(Figure record listings):

▼▼▼

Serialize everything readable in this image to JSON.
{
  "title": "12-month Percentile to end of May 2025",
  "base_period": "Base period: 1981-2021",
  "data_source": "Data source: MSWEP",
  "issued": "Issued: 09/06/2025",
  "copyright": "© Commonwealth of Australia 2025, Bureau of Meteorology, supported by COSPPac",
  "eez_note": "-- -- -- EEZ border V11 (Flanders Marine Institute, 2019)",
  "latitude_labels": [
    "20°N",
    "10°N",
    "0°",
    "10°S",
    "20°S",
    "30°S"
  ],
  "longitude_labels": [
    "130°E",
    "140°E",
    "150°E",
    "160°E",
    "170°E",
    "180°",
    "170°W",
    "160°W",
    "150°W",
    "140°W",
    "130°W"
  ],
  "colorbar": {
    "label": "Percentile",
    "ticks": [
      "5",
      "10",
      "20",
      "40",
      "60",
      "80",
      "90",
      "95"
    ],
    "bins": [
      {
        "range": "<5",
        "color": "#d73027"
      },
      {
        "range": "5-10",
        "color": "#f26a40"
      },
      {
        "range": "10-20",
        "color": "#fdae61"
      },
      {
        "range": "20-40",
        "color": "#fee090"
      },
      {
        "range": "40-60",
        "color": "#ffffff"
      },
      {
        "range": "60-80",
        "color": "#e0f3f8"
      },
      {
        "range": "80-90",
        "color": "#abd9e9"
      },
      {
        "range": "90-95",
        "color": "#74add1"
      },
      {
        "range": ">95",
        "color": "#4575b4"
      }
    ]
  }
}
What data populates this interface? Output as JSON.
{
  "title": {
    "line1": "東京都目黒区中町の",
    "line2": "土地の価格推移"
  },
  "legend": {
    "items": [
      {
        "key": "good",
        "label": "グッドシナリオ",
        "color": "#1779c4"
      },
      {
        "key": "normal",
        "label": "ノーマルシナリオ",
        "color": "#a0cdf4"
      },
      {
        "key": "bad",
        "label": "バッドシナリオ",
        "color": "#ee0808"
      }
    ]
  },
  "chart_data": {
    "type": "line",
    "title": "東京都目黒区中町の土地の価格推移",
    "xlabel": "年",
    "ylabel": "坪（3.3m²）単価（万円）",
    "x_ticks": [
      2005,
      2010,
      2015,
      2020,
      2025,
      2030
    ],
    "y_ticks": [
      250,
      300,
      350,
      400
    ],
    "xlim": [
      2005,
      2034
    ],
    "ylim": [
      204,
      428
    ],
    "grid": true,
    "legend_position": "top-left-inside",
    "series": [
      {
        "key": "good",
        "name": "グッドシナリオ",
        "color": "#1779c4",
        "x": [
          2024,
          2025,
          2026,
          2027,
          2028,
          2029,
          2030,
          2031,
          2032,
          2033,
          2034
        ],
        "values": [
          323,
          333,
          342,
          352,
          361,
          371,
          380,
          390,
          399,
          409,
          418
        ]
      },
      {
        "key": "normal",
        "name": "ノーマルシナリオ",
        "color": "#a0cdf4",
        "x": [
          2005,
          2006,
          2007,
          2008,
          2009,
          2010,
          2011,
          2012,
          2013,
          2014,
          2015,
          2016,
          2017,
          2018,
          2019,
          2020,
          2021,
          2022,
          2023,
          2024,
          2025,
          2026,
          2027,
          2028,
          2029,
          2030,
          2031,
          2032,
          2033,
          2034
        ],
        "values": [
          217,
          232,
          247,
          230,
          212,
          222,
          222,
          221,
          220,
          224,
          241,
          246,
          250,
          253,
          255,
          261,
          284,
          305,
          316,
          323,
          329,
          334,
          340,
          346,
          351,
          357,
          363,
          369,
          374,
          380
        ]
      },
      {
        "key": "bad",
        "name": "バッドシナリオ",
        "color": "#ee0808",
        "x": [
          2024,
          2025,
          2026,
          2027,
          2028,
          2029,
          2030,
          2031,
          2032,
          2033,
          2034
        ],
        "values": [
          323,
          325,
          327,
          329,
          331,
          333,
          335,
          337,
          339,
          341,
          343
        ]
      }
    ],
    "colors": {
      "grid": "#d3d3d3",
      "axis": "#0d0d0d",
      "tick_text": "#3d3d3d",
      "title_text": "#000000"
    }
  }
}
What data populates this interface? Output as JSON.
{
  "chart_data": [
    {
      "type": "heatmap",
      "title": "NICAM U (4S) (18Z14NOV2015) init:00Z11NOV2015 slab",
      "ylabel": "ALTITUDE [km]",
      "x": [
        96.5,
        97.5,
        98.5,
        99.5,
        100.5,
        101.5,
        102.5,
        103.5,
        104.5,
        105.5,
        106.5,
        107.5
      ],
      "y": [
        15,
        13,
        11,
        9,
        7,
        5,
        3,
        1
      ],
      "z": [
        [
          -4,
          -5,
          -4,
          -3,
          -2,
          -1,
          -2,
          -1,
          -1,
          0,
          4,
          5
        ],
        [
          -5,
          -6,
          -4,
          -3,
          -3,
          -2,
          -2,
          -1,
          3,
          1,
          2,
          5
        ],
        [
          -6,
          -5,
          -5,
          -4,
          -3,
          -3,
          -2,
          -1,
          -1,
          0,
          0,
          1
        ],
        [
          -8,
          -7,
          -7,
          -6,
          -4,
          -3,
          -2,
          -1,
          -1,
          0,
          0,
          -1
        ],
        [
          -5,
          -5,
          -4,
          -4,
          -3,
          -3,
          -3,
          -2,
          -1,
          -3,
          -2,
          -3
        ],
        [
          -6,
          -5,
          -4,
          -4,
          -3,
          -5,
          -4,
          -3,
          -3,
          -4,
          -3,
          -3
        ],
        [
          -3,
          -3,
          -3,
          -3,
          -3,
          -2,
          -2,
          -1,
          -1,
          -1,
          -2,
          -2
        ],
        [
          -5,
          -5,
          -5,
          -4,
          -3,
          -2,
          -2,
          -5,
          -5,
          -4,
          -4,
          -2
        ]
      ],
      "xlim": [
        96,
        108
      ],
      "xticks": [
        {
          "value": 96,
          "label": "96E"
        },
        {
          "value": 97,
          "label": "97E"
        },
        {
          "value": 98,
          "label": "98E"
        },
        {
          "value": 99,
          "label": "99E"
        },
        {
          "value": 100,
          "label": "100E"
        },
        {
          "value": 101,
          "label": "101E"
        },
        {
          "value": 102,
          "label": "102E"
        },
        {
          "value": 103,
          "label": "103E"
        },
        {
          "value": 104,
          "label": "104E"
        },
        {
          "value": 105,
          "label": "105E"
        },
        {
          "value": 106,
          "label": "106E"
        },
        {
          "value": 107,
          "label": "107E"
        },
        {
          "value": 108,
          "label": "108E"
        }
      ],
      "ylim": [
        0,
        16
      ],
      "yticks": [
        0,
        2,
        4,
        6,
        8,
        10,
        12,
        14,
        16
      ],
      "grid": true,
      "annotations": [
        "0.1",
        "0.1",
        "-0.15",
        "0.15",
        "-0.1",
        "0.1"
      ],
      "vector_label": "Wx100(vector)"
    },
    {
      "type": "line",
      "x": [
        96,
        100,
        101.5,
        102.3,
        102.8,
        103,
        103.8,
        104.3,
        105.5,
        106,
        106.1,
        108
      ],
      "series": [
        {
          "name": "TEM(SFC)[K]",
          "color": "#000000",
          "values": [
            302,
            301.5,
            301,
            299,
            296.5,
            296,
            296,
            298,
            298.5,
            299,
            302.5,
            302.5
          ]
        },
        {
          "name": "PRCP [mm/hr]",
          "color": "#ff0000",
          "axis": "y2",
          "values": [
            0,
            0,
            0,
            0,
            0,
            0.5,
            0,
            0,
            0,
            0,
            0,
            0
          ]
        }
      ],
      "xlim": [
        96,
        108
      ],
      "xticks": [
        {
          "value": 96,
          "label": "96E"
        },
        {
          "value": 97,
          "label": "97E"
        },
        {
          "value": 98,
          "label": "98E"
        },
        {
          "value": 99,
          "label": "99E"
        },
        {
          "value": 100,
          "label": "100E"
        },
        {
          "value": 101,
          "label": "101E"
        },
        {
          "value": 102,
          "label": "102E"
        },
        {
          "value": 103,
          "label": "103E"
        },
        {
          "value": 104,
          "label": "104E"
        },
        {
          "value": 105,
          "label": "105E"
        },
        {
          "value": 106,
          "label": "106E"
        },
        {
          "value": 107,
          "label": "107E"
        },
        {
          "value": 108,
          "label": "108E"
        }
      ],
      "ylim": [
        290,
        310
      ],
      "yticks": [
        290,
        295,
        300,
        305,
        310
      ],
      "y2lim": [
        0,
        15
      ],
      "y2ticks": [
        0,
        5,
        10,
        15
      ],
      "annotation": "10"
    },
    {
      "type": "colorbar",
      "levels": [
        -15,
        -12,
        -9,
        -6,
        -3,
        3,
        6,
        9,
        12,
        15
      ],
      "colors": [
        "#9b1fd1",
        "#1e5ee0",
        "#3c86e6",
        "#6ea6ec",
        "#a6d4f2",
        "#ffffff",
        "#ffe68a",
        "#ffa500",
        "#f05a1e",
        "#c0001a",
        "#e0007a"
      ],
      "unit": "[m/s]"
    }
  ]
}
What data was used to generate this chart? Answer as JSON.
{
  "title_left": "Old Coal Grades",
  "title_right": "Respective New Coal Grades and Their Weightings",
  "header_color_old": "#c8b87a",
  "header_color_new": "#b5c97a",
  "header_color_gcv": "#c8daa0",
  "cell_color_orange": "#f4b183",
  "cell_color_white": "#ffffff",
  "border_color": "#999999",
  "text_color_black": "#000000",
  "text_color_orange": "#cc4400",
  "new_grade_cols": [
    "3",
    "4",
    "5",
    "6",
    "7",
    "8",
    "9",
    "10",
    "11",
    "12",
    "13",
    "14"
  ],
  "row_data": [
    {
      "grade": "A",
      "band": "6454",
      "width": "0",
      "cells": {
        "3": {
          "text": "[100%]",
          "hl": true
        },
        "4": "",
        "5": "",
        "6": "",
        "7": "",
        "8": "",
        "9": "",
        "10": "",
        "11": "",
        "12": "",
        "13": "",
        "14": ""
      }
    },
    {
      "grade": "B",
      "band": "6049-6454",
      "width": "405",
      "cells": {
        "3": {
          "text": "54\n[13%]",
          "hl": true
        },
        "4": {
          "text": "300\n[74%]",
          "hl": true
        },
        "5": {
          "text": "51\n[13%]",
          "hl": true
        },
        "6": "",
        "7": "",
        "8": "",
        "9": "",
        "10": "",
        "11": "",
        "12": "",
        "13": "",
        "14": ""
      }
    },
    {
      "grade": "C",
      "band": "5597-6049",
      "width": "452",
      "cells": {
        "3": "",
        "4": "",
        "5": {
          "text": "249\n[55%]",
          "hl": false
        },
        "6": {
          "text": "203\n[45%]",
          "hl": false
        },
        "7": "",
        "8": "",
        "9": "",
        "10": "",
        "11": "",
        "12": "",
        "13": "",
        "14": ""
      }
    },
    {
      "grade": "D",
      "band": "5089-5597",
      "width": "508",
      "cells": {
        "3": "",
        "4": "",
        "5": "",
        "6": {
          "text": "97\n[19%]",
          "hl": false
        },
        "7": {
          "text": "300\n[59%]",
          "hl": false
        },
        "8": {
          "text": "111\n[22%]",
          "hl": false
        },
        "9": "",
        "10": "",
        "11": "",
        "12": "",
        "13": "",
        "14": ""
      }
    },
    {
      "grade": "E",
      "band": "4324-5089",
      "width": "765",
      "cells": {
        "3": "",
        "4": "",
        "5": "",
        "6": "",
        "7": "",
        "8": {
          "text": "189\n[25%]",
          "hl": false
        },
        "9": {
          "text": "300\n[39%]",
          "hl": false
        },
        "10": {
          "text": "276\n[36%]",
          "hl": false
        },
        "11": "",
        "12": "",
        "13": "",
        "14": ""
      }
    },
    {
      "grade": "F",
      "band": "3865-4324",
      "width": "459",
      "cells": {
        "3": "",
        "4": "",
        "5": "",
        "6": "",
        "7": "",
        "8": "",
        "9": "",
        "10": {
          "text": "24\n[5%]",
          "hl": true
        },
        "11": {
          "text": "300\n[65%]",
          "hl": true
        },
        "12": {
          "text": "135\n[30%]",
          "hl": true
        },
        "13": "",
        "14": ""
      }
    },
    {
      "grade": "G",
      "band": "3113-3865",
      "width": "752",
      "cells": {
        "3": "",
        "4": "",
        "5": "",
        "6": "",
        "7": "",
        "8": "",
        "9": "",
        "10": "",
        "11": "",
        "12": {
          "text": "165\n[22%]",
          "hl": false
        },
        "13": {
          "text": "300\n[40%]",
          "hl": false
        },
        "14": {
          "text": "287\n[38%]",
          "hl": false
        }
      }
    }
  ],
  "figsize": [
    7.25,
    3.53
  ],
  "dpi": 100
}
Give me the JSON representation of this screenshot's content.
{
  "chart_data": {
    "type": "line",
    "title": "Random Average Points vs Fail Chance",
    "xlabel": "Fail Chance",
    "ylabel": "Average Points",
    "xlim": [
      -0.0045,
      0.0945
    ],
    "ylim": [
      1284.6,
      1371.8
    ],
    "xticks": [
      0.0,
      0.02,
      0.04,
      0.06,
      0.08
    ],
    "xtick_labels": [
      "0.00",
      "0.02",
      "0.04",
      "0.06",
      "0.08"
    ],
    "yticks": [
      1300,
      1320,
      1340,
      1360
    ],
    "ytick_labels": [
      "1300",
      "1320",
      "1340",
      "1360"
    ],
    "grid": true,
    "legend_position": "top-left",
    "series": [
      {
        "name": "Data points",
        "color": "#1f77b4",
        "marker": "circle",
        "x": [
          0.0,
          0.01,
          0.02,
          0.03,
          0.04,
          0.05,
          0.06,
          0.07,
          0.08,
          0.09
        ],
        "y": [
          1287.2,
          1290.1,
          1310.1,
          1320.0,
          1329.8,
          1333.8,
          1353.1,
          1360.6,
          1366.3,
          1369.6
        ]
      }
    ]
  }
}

▲▲▲

(What is asked): Look over the material above and show each line where "Chance" appears.

(The output):
    "title": "Random Average Points vs Fail Chance",
    "xlabel": "Fail Chance",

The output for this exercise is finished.